INSTRUCTIONS TO FOLLOW
Below is a block of data; give all of it again word for word.

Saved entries

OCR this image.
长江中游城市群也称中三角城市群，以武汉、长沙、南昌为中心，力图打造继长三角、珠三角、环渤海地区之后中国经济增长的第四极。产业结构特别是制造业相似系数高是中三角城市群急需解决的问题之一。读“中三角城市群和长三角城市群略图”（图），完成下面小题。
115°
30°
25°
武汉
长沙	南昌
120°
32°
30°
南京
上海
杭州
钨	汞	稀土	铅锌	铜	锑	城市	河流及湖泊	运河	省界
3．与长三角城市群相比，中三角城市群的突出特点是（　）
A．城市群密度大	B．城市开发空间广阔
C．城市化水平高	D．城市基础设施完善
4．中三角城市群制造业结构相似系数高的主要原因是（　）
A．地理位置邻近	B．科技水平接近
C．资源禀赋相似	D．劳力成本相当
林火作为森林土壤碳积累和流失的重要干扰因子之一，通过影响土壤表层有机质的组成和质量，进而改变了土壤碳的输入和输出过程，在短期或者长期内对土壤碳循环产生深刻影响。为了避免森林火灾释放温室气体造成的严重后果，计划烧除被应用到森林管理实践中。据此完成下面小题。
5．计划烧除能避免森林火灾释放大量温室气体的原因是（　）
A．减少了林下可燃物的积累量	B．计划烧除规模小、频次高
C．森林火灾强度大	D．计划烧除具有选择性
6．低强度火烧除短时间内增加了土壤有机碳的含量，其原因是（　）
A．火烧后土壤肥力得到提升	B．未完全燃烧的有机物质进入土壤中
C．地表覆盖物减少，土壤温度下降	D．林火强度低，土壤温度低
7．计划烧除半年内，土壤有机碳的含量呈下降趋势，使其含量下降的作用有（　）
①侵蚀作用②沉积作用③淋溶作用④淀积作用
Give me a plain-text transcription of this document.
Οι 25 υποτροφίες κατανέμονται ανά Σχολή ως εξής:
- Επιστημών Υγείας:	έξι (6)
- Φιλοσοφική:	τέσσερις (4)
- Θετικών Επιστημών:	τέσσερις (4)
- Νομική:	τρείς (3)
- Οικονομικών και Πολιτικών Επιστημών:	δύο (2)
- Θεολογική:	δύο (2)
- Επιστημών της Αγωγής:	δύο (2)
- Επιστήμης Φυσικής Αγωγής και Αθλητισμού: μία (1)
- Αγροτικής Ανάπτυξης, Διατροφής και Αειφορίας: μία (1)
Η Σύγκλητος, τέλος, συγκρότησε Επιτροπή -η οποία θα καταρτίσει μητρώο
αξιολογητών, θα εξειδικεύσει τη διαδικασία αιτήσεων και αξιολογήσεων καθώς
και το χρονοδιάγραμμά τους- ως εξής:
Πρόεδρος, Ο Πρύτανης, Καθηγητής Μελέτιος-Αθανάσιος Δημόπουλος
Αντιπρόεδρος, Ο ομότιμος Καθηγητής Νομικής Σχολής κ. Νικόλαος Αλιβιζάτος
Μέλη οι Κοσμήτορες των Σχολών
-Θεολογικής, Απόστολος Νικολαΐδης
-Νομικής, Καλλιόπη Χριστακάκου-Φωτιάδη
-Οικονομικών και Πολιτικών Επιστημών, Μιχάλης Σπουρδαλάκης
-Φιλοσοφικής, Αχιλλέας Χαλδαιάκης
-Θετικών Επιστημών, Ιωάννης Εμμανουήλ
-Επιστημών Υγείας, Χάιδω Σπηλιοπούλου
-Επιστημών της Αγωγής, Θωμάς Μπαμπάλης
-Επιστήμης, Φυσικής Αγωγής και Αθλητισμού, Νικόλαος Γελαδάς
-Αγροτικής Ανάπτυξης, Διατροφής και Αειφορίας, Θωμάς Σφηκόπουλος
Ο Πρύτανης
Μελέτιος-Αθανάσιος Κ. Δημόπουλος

COMPLETED TASK
OCR this image.
长江中游城市群也称中三角城市群，以武汉、长沙、南昌为中心，力图打造继长三角、珠三角、环渤海地区之后中国经济增长的第四极。产业结构特别是制造业相似系数高是中三角城市群急需解决的问题之一。读“中三角城市群和长三角城市群略图”（图），完成下面小题。
115°
30°
25°
武汉
长沙	南昌
120°
32°
30°
南京
上海
杭州
钨	汞	稀土	铅锌	铜	锑	城市	河流及湖泊	运河	省界
3．与长三角城市群相比，中三角城市群的突出特点是（　）
A．城市群密度大	B．城市开发空间广阔
C．城市化水平高	D．城市基础设施完善
4．中三角城市群制造业结构相似系数高的主要原因是（　）
A．地理位置邻近	B．科技水平接近
C．资源禀赋相似	D．劳力成本相当
林火作为森林土壤碳积累和流失的重要干扰因子之一，通过影响土壤表层有机质的组成和质量，进而改变了土壤碳的输入和输出过程，在短期或者长期内对土壤碳循环产生深刻影响。为了避免森林火灾释放温室气体造成的严重后果，计划烧除被应用到森林管理实践中。据此完成下面小题。
5．计划烧除能避免森林火灾释放大量温室气体的原因是（　）
A．减少了林下可燃物的积累量	B．计划烧除规模小、频次高
C．森林火灾强度大	D．计划烧除具有选择性
6．低强度火烧除短时间内增加了土壤有机碳的含量，其原因是（　）
A．火烧后土壤肥力得到提升	B．未完全燃烧的有机物质进入土壤中
C．地表覆盖物减少，土壤温度下降	D．林火强度低，土壤温度低
7．计划烧除半年内，土壤有机碳的含量呈下降趋势，使其含量下降的作用有（　）
①侵蚀作用②沉积作用③淋溶作用④淀积作用
Give me a plain-text transcription of this document.
Οι 25 υποτροφίες κατανέμονται ανά Σχολή ως εξής:
- Επιστημών Υγείας:	έξι (6)
- Φιλοσοφική:	τέσσερις (4)
- Θετικών Επιστημών:	τέσσερις (4)
- Νομική:	τρείς (3)
- Οικονομικών και Πολιτικών Επιστημών:	δύο (2)
- Θεολογική:	δύο (2)
- Επιστημών της Αγωγής:	δύο (2)
- Επιστήμης Φυσικής Αγωγής και Αθλητισμού: μία (1)
- Αγροτικής Ανάπτυξης, Διατροφής και Αειφορίας: μία (1)
Η Σύγκλητος, τέλος, συγκρότησε Επιτροπή -η οποία θα καταρτίσει μητρώο
αξιολογητών, θα εξειδικεύσει τη διαδικασία αιτήσεων και αξιολογήσεων καθώς
και το χρονοδιάγραμμά τους- ως εξής:
Πρόεδρος, Ο Πρύτανης, Καθηγητής Μελέτιος-Αθανάσιος Δημόπουλος
Αντιπρόεδρος, Ο ομότιμος Καθηγητής Νομικής Σχολής κ. Νικόλαος Αλιβιζάτος
Μέλη οι Κοσμήτορες των Σχολών
-Θεολογικής, Απόστολος Νικολαΐδης
-Νομικής, Καλλιόπη Χριστακάκου-Φωτιάδη
-Οικονομικών και Πολιτικών Επιστημών, Μιχάλης Σπουρδαλάκης
-Φιλοσοφικής, Αχιλλέας Χαλδαιάκης
-Θετικών Επιστημών, Ιωάννης Εμμανουήλ
-Επιστημών Υγείας, Χάιδω Σπηλιοπούλου
-Επιστημών της Αγωγής, Θωμάς Μπαμπάλης
-Επιστήμης, Φυσικής Αγωγής και Αθλητισμού, Νικόλαος Γελαδάς
-Αγροτικής Ανάπτυξης, Διατροφής και Αειφορίας, Θωμάς Σφηκόπουλος
Ο Πρύτανης
Μελέτιος-Αθανάσιος Κ. Δημόπουλος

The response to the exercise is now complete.